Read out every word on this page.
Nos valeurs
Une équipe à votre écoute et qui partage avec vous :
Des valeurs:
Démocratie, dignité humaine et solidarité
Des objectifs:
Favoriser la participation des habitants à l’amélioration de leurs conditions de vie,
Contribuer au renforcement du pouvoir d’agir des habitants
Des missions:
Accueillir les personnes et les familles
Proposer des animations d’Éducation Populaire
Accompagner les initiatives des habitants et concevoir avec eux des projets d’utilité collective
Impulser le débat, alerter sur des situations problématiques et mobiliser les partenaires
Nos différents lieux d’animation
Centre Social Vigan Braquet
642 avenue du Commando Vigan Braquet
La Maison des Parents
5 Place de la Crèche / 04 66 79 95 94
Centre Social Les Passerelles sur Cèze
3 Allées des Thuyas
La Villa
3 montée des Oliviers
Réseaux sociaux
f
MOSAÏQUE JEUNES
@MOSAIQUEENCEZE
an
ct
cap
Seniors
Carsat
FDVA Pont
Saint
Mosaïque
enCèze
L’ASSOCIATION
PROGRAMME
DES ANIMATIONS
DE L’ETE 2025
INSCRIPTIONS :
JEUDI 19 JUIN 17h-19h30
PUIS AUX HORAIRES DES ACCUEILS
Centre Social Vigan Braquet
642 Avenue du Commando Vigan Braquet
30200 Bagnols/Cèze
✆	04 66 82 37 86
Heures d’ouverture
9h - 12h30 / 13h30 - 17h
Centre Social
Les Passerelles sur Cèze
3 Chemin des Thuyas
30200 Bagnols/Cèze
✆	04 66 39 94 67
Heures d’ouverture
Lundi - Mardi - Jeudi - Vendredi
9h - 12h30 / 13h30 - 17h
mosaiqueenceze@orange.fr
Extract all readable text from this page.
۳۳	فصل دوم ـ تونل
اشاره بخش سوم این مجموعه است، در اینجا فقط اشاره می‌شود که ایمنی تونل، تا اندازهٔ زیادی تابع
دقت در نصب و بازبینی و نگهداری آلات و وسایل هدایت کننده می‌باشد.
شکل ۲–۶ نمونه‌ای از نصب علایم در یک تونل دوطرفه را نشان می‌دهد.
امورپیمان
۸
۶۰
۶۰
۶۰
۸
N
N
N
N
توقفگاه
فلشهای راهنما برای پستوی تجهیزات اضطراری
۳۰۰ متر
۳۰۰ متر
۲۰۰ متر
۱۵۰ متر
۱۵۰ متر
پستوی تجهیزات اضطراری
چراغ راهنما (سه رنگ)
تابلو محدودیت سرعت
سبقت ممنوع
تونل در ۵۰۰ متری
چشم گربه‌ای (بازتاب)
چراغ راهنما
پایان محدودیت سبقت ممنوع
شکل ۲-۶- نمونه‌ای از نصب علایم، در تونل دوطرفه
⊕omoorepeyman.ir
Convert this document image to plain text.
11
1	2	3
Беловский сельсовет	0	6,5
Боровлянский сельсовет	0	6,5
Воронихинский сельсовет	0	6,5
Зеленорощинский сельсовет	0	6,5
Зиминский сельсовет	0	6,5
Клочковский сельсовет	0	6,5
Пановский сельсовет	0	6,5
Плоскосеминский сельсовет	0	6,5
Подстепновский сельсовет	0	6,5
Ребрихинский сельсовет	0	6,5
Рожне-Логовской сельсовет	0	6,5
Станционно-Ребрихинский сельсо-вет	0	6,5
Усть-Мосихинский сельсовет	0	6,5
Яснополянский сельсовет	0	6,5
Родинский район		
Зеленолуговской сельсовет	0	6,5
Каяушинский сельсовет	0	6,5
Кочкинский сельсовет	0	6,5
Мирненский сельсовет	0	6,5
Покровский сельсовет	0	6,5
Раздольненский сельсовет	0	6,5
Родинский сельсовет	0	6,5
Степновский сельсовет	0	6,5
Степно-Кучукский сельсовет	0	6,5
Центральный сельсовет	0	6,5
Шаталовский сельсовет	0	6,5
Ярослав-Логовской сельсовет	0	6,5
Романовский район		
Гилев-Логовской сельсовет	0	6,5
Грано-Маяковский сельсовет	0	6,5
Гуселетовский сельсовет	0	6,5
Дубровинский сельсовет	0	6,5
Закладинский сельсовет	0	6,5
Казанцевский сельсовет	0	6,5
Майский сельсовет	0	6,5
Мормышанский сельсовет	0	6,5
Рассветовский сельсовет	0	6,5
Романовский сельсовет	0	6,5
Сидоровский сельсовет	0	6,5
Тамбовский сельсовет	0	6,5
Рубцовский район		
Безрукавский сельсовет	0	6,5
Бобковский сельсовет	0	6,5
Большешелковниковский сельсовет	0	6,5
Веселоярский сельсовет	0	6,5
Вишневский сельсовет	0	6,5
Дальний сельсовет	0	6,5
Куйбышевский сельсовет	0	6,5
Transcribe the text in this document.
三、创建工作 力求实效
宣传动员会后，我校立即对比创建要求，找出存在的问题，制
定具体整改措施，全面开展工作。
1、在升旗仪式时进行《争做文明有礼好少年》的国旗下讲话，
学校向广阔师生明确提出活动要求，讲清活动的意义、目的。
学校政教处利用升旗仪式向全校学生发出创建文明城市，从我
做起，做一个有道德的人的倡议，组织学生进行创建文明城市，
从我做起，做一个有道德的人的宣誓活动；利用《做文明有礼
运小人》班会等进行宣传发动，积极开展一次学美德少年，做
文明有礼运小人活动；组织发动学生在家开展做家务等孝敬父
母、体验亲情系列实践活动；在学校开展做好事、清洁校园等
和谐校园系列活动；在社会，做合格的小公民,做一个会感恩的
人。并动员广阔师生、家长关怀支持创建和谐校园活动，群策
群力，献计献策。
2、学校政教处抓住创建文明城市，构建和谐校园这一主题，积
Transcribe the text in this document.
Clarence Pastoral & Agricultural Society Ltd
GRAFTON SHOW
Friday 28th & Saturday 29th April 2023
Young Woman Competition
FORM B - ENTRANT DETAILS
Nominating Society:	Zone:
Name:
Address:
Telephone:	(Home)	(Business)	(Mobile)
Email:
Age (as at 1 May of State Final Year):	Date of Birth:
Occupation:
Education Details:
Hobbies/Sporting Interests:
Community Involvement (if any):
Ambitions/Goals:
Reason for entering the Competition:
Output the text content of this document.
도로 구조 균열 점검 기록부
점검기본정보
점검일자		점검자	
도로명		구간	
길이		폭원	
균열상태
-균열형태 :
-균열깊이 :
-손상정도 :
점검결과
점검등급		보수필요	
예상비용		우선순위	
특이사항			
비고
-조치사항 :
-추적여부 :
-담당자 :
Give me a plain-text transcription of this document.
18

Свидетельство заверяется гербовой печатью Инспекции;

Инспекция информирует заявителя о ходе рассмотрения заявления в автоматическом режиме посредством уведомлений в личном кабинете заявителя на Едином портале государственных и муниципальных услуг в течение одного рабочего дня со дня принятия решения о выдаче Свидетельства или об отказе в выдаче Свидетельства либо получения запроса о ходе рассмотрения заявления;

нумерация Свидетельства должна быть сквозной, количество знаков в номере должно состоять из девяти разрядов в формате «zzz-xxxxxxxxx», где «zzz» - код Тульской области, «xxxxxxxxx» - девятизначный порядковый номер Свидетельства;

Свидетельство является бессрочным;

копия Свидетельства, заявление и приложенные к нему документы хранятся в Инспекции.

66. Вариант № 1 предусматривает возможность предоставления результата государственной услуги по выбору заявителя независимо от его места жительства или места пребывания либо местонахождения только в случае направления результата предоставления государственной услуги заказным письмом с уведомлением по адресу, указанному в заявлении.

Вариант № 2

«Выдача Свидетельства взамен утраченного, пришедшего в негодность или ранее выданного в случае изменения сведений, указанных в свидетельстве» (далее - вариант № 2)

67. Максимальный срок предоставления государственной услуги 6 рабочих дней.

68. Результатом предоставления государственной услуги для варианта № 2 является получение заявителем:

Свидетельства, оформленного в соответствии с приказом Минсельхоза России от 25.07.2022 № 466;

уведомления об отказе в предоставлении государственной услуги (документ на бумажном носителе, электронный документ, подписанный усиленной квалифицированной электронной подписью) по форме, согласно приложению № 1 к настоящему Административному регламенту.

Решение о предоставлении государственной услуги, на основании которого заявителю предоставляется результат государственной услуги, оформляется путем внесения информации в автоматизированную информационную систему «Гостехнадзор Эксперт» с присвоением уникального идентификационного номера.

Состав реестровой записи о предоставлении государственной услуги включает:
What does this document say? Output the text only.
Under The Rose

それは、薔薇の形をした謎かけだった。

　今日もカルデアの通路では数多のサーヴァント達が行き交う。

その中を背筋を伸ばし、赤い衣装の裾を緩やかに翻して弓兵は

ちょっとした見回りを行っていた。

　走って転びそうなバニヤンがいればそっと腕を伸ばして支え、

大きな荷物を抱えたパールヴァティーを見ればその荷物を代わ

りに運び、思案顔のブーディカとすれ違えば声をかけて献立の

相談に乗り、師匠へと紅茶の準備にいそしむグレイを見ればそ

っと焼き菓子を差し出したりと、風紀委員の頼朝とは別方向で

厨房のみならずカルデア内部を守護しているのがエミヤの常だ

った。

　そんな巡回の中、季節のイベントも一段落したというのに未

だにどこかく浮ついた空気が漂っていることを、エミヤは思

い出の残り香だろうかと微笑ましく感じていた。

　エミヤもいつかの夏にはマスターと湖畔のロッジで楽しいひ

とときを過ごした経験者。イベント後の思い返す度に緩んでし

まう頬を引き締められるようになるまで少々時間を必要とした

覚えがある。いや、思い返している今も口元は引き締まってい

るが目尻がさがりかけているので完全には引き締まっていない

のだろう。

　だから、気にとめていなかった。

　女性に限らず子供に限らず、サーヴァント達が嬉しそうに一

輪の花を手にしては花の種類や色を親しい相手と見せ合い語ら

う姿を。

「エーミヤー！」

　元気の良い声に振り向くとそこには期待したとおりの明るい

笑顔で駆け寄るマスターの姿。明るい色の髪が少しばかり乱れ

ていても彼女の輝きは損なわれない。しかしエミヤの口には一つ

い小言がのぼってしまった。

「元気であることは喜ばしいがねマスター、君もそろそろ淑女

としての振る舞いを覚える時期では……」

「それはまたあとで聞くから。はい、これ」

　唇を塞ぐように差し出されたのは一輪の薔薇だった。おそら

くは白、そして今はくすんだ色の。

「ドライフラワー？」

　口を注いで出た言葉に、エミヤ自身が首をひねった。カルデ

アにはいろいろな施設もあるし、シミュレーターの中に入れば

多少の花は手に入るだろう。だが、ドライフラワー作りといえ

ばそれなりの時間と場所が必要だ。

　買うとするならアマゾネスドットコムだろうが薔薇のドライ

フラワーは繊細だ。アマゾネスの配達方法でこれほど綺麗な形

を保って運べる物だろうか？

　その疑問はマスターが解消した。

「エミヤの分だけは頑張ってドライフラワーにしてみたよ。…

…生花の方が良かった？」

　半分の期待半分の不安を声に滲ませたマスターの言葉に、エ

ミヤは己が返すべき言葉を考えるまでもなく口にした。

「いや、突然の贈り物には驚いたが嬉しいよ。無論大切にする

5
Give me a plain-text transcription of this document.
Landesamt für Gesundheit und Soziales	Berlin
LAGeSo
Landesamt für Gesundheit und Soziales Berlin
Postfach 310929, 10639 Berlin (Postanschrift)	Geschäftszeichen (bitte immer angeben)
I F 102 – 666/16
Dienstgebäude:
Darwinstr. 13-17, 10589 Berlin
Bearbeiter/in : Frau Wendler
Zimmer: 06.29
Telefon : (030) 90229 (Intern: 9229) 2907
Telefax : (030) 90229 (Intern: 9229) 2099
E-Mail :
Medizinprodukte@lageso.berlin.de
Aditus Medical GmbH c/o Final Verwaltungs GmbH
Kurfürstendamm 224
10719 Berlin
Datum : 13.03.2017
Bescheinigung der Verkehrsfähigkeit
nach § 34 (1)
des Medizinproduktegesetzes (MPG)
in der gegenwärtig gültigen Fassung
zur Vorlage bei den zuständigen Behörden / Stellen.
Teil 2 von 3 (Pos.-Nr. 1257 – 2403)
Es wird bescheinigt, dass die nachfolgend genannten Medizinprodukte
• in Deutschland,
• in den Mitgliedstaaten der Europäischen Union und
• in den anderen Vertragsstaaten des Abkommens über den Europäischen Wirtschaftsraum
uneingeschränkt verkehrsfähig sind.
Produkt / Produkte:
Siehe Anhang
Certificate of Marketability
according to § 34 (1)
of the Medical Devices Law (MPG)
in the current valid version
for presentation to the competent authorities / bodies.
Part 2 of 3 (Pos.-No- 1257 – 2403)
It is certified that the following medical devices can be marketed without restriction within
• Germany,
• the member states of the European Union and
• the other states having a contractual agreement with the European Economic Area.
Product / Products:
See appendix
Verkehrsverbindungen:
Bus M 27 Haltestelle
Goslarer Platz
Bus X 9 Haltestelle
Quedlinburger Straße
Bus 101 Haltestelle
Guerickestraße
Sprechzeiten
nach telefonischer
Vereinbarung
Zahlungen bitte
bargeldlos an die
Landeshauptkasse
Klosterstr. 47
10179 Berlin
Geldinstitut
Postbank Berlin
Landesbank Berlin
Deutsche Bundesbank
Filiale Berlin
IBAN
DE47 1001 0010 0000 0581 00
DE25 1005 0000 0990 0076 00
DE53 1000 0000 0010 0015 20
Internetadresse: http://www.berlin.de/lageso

■ ■ ■ ■ ■

• [Set exercise] Give only the number of lines in the listing above that include the string "Gesundheit".

• [Written solution] 2